WORK TO DO: Please recast every line of the rows below as a Markdown table with two columns, "No." for the row number and "Entry" for the line itself. Leave out any blank lines.
-- START OF STORED RECORDS --
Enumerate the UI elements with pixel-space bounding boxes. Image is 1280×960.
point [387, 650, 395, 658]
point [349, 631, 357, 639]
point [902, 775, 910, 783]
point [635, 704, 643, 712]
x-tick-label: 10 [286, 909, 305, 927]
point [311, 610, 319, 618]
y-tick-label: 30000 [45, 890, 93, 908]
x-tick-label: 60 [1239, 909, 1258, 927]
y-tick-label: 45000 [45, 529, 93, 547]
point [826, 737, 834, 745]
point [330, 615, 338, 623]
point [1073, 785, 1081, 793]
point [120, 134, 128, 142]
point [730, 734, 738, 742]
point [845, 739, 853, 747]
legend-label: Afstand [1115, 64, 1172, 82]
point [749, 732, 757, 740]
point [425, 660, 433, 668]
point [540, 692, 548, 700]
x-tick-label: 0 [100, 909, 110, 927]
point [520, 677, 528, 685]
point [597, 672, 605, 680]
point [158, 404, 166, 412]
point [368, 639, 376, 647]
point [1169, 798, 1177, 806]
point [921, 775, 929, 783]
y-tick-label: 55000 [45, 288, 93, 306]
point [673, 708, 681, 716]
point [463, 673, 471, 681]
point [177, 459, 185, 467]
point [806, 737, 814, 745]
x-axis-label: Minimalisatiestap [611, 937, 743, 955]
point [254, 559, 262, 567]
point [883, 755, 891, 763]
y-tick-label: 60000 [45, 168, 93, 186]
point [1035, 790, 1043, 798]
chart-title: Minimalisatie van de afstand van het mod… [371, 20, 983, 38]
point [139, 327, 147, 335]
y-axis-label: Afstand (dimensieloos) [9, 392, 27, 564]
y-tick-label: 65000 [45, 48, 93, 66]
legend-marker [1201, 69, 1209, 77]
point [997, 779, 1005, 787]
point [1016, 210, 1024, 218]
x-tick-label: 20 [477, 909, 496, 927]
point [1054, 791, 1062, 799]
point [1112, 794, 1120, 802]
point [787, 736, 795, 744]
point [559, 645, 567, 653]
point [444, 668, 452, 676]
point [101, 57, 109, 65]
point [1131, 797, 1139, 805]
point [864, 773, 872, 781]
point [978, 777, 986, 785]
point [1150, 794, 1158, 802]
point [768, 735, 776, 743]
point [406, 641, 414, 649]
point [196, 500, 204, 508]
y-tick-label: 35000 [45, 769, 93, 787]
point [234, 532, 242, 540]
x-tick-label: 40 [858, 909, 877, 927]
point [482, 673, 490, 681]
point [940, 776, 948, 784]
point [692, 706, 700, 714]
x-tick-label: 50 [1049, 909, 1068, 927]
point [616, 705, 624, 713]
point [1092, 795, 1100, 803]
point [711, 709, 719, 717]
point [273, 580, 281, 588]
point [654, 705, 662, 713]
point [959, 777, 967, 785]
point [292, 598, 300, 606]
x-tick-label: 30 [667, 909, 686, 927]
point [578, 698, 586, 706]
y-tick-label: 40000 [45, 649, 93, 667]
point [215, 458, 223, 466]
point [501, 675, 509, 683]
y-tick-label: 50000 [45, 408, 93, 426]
-- END OF STORED RECORDS --
OUTPUT OF THE EXERCISE:
| No. | Entry |
|---|---|
| 1 | Enumerate the UI elements with pixel-space bounding boxes. Image is 1280×960. |
| 2 | point [387, 650, 395, 658] |
| 3 | point [349, 631, 357, 639] |
| 4 | point [902, 775, 910, 783] |
| 5 | point [635, 704, 643, 712] |
| 6 | x-tick-label: 10 [286, 909, 305, 927] |
| 7 | point [311, 610, 319, 618] |
| 8 | y-tick-label: 30000 [45, 890, 93, 908] |
| 9 | x-tick-label: 60 [1239, 909, 1258, 927] |
| 10 | y-tick-label: 45000 [45, 529, 93, 547] |
| 11 | point [826, 737, 834, 745] |
| 12 | point [330, 615, 338, 623] |
| 13 | point [1073, 785, 1081, 793] |
| 14 | point [120, 134, 128, 142] |
| 15 | point [730, 734, 738, 742] |
| 16 | point [845, 739, 853, 747] |
| 17 | legend-label: Afstand [1115, 64, 1172, 82] |
| 18 | point [749, 732, 757, 740] |
| 19 | point [425, 660, 433, 668] |
| 20 | point [540, 692, 548, 700] |
| 21 | x-tick-label: 0 [100, 909, 110, 927] |
| 22 | point [520, 677, 528, 685] |
| 23 | point [597, 672, 605, 680] |
| 24 | point [158, 404, 166, 412] |
| 25 | point [368, 639, 376, 647] |
| 26 | point [1169, 798, 1177, 806] |
| 27 | point [921, 775, 929, 783] |
| 28 | y-tick-label: 55000 [45, 288, 93, 306] |
| 29 | point [673, 708, 681, 716] |
| 30 | point [463, 673, 471, 681] |
| 31 | point [177, 459, 185, 467] |
| 32 | point [806, 737, 814, 745] |
| 33 | x-axis-label: Minimalisatiestap [611, 937, 743, 955] |
| 34 | point [254, 559, 262, 567] |
| 35 | point [883, 755, 891, 763] |
| 36 | y-tick-label: 60000 [45, 168, 93, 186] |
| 37 | point [1035, 790, 1043, 798] |
| 38 | chart-title: Minimalisatie van de afstand van het mod… [371, 20, 983, 38] |
| 39 | point [139, 327, 147, 335] |
| 40 | y-axis-label: Afstand (dimensieloos) [9, 392, 27, 564] |
| 41 | y-tick-label: 65000 [45, 48, 93, 66] |
| 42 | legend-marker [1201, 69, 1209, 77] |
| 43 | point [997, 779, 1005, 787] |
| 44 | point [1016, 210, 1024, 218] |
| 45 | x-tick-label: 20 [477, 909, 496, 927] |
| 46 | point [1054, 791, 1062, 799] |
| 47 | point [1112, 794, 1120, 802] |
| 48 | point [787, 736, 795, 744] |
| 49 | point [559, 645, 567, 653] |
| 50 | point [444, 668, 452, 676] |
| 51 | point [101, 57, 109, 65] |
| 52 | point [1131, 797, 1139, 805] |
| 53 | point [864, 773, 872, 781] |
| 54 | point [978, 777, 986, 785] |
| 55 | point [1150, 794, 1158, 802] |
| 56 | point [768, 735, 776, 743] |
| 57 | point [406, 641, 414, 649] |
| 58 | point [196, 500, 204, 508] |
| 59 | y-tick-label: 35000 [45, 769, 93, 787] |
| 60 | point [234, 532, 242, 540] |
| 61 | x-tick-label: 40 [858, 909, 877, 927] |
| 62 | point [482, 673, 490, 681] |
| 63 | point [940, 776, 948, 784] |
| 64 | point [692, 706, 700, 714] |
| 65 | x-tick-label: 50 [1049, 909, 1068, 927] |
| 66 | point [616, 705, 624, 713] |
| 67 | point [1092, 795, 1100, 803] |
| 68 | point [711, 709, 719, 717] |
| 69 | point [273, 580, 281, 588] |
| 70 | point [654, 705, 662, 713] |
| 71 | point [959, 777, 967, 785] |
| 72 | point [292, 598, 300, 606] |
| 73 | x-tick-label: 30 [667, 909, 686, 927] |
| 74 | point [578, 698, 586, 706] |
| 75 | y-tick-label: 40000 [45, 649, 93, 667] |
| 76 | point [215, 458, 223, 466] |
| 77 | point [501, 675, 509, 683] |
| 78 | y-tick-label: 50000 [45, 408, 93, 426] |